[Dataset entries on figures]
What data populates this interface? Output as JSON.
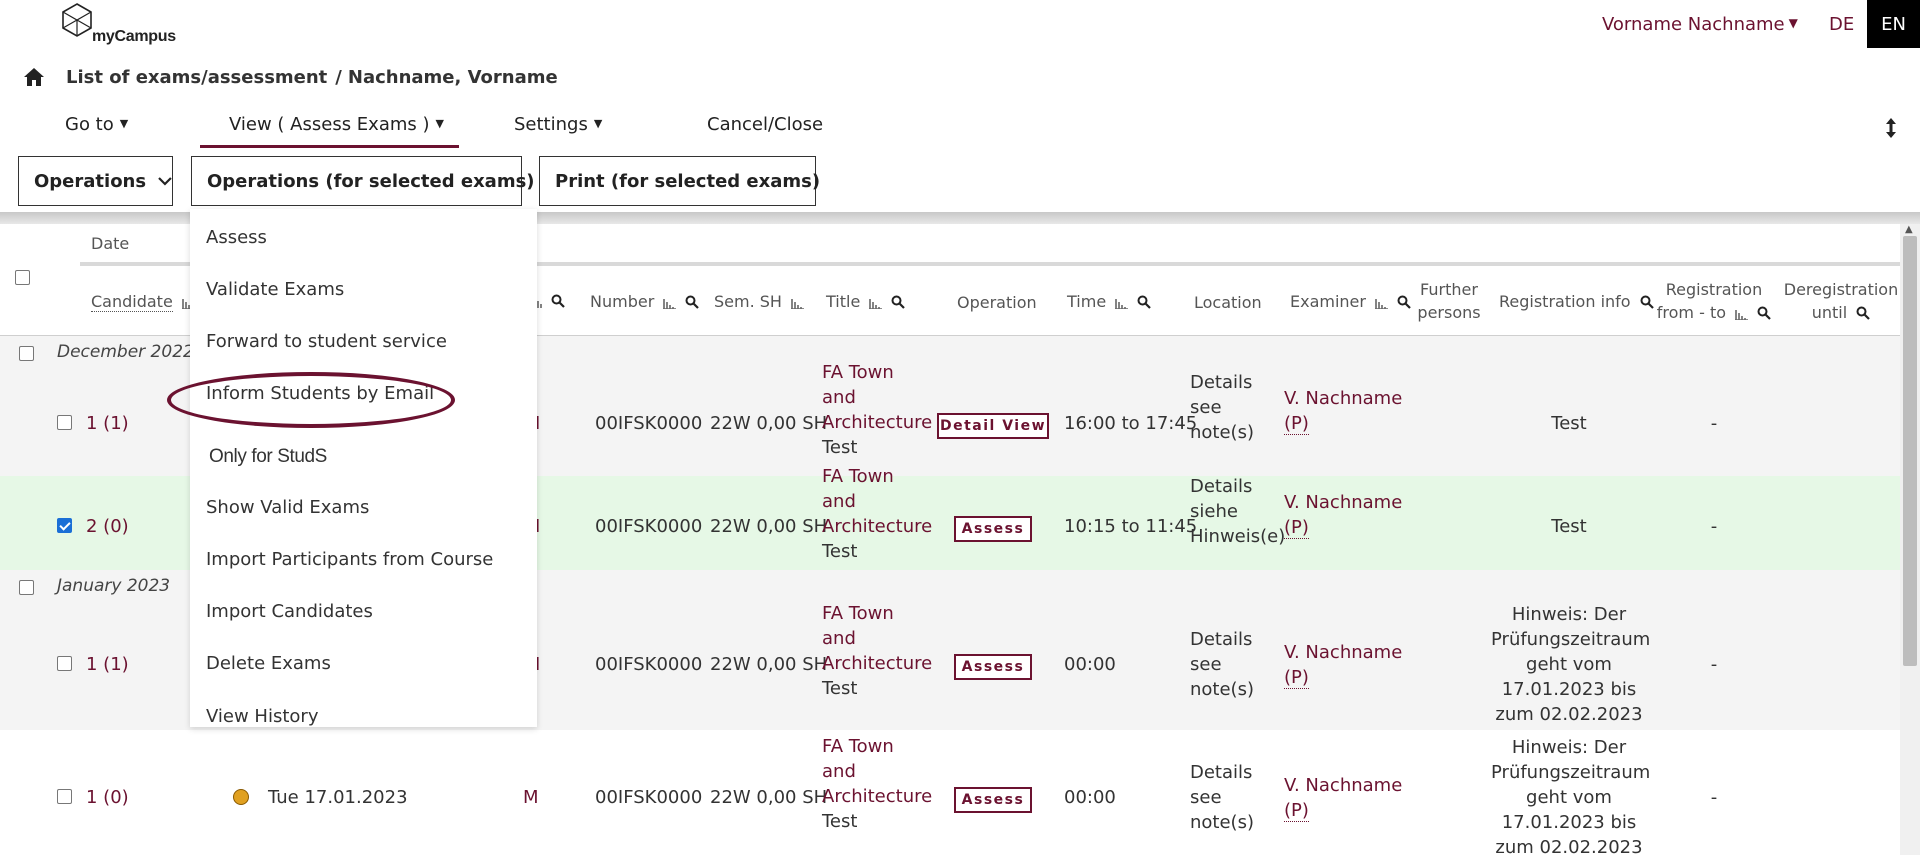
{
  "header": {
    "logo_text": "myCampus",
    "user_name": "Vorname Nachname",
    "lang_de": "DE",
    "lang_en": "EN"
  },
  "breadcrumb": {
    "section": "List of exams/assessment",
    "separator": "/",
    "person": "Nachname, Vorname"
  },
  "menu": {
    "goto": "Go to",
    "view": "View ( Assess Exams )",
    "settings": "Settings",
    "cancel": "Cancel/Close"
  },
  "toolbar": {
    "operations": "Operations",
    "operations_selected": "Operations (for selected exams)",
    "print_selected": "Print (for selected exams)"
  },
  "table": {
    "headers": {
      "date": "Date",
      "candidate": "Candidate",
      "number": "Number",
      "sem_sh": "Sem. SH",
      "title": "Title",
      "operation": "Operation",
      "time": "Time",
      "location": "Location",
      "examiner": "Examiner",
      "further_line1": "Further",
      "further_line2": "persons",
      "reg_info": "Registration info",
      "reg_line1": "Registration",
      "reg_line2": "from - to",
      "dereg_line1": "Deregistration",
      "dereg_line2": "until"
    },
    "groups": {
      "dec": "December 2022",
      "jan": "January 2023"
    },
    "rows": [
      {
        "candidate": "1 (1)",
        "partial": "I",
        "number": "00IFSK0000",
        "sem": "22W 0,00 SH",
        "title_l1": "FA Town",
        "title_l2": "and",
        "title_l3": "Architecture",
        "title_l4": "Test",
        "operation": "Detail View",
        "time": "16:00 to 17:45",
        "loc_l1": "Details",
        "loc_l2": "see",
        "loc_l3": "note(s)",
        "examiner": "V. Nachname",
        "examiner_p": "(P)",
        "reg_info": "Test",
        "reg_from_to": "-"
      },
      {
        "candidate": "2 (0)",
        "partial": "I",
        "number": "00IFSK0000",
        "sem": "22W 0,00 SH",
        "title_l1": "FA Town",
        "title_l2": "and",
        "title_l3": "Architecture",
        "title_l4": "Test",
        "operation": "Assess",
        "time": "10:15 to 11:45",
        "loc_l1": "Details",
        "loc_l2": "siehe",
        "loc_l3": "Hinweis(e)",
        "examiner": "V. Nachname",
        "examiner_p": "(P)",
        "reg_info": "Test",
        "reg_from_to": "-"
      },
      {
        "candidate": "1 (1)",
        "partial": "I",
        "number": "00IFSK0000",
        "sem": "22W 0,00 SH",
        "title_l1": "FA Town",
        "title_l2": "and",
        "title_l3": "Architecture",
        "title_l4": "Test",
        "operation": "Assess",
        "time": "00:00",
        "loc_l1": "Details",
        "loc_l2": "see",
        "loc_l3": "note(s)",
        "examiner": "V. Nachname",
        "examiner_p": "(P)",
        "reg_l1": "Hinweis: Der",
        "reg_l2": "Prüfungszeitraum",
        "reg_l3": "geht vom",
        "reg_l4": "17.01.2023 bis",
        "reg_l5": "zum 02.02.2023",
        "reg_from_to": "-"
      },
      {
        "candidate": "1 (0)",
        "date": "Tue 17.01.2023",
        "partial": "M",
        "number": "00IFSK0000",
        "sem": "22W 0,00 SH",
        "title_l1": "FA Town",
        "title_l2": "and",
        "title_l3": "Architecture",
        "title_l4": "Test",
        "operation": "Assess",
        "time": "00:00",
        "loc_l1": "Details",
        "loc_l2": "see",
        "loc_l3": "note(s)",
        "examiner": "V. Nachname",
        "examiner_p": "(P)",
        "reg_l1": "Hinweis: Der",
        "reg_l2": "Prüfungszeitraum",
        "reg_l3": "geht vom",
        "reg_l4": "17.01.2023 bis",
        "reg_l5": "zum 02.02.2023",
        "reg_from_to": "-"
      }
    ]
  },
  "dropdown": {
    "items": [
      "Assess",
      "Validate Exams",
      "Forward to student service",
      "Inform Students by Email"
    ],
    "section": "Only for StudS",
    "items2": [
      "Show Valid Exams",
      "Import Participants from Course",
      "Import Candidates",
      "Delete Exams",
      "View History"
    ]
  },
  "colors": {
    "accent": "#6b1230",
    "selected_row": "#e6f8e6",
    "group_row": "#f4f4f4",
    "status_dot": "#e0a020"
  }
}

#### [Prompt]
Transcribe every line from the records above without alteration, and leave out the images.

#### [The output]
What data populates this interface? Output as JSON.
{
  "header": {
    "logo_text": "myCampus",
    "user_name": "Vorname Nachname",
    "lang_de": "DE",
    "lang_en": "EN"
  },
  "breadcrumb": {
    "section": "List of exams/assessment",
    "separator": "/",
    "person": "Nachname, Vorname"
  },
  "menu": {
    "goto": "Go to",
    "view": "View ( Assess Exams )",
    "settings": "Settings",
    "cancel": "Cancel/Close"
  },
  "toolbar": {
    "operations": "Operations",
    "operations_selected": "Operations (for selected exams)",
    "print_selected": "Print (for selected exams)"
  },
  "table": {
    "headers": {
      "date": "Date",
      "candidate": "Candidate",
      "number": "Number",
      "sem_sh": "Sem. SH",
      "title": "Title",
      "operation": "Operation",
      "time": "Time",
      "location": "Location",
      "examiner": "Examiner",
      "further_line1": "Further",
      "further_line2": "persons",
      "reg_info": "Registration info",
      "reg_line1": "Registration",
      "reg_line2": "from - to",
      "dereg_line1": "Deregistration",
      "dereg_line2": "until"
    },
    "groups": {
      "dec": "December 2022",
      "jan": "January 2023"
    },
    "rows": [
      {
        "candidate": "1 (1)",
        "partial": "I",
        "number": "00IFSK0000",
        "sem": "22W 0,00 SH",
        "title_l1": "FA Town",
        "title_l2": "and",
        "title_l3": "Architecture",
        "title_l4": "Test",
        "operation": "Detail View",
        "time": "16:00 to 17:45",
        "loc_l1": "Details",
        "loc_l2": "see",
        "loc_l3": "note(s)",
        "examiner": "V. Nachname",
        "examiner_p": "(P)",
        "reg_info": "Test",
        "reg_from_to": "-"
      },
      {
        "candidate": "2 (0)",
        "partial": "I",
        "number": "00IFSK0000",
        "sem": "22W 0,00 SH",
        "title_l1": "FA Town",
        "title_l2": "and",
        "title_l3": "Architecture",
        "title_l4": "Test",
        "operation": "Assess",
        "time": "10:15 to 11:45",
        "loc_l1": "Details",
        "loc_l2": "siehe",
        "loc_l3": "Hinweis(e)",
        "examiner": "V. Nachname",
        "examiner_p": "(P)",
        "reg_info": "Test",
        "reg_from_to": "-"
      },
      {
        "candidate": "1 (1)",
        "partial": "I",
        "number": "00IFSK0000",
        "sem": "22W 0,00 SH",
        "title_l1": "FA Town",
        "title_l2": "and",
        "title_l3": "Architecture",
        "title_l4": "Test",
        "operation": "Assess",
        "time": "00:00",
        "loc_l1": "Details",
        "loc_l2": "see",
        "loc_l3": "note(s)",
        "examiner": "V. Nachname",
        "examiner_p": "(P)",
        "reg_l1": "Hinweis: Der",
        "reg_l2": "Prüfungszeitraum",
        "reg_l3": "geht vom",
        "reg_l4": "17.01.2023 bis",
        "reg_l5": "zum 02.02.2023",
        "reg_from_to": "-"
      },
      {
        "candidate": "1 (0)",
        "date": "Tue 17.01.2023",
        "partial": "M",
        "number": "00IFSK0000",
        "sem": "22W 0,00 SH",
        "title_l1": "FA Town",
        "title_l2": "and",
        "title_l3": "Architecture",
        "title_l4": "Test",
        "operation": "Assess",
        "time": "00:00",
        "loc_l1": "Details",
        "loc_l2": "see",
        "loc_l3": "note(s)",
        "examiner": "V. Nachname",
        "examiner_p": "(P)",
        "reg_l1": "Hinweis: Der",
        "reg_l2": "Prüfungszeitraum",
        "reg_l3": "geht vom",
        "reg_l4": "17.01.2023 bis",
        "reg_l5": "zum 02.02.2023",
        "reg_from_to": "-"
      }
    ]
  },
  "dropdown": {
    "items": [
      "Assess",
      "Validate Exams",
      "Forward to student service",
      "Inform Students by Email"
    ],
    "section": "Only for StudS",
    "items2": [
      "Show Valid Exams",
      "Import Participants from Course",
      "Import Candidates",
      "Delete Exams",
      "View History"
    ]
  },
  "colors": {
    "accent": "#6b1230",
    "selected_row": "#e6f8e6",
    "group_row": "#f4f4f4",
    "status_dot": "#e0a020"
  }
}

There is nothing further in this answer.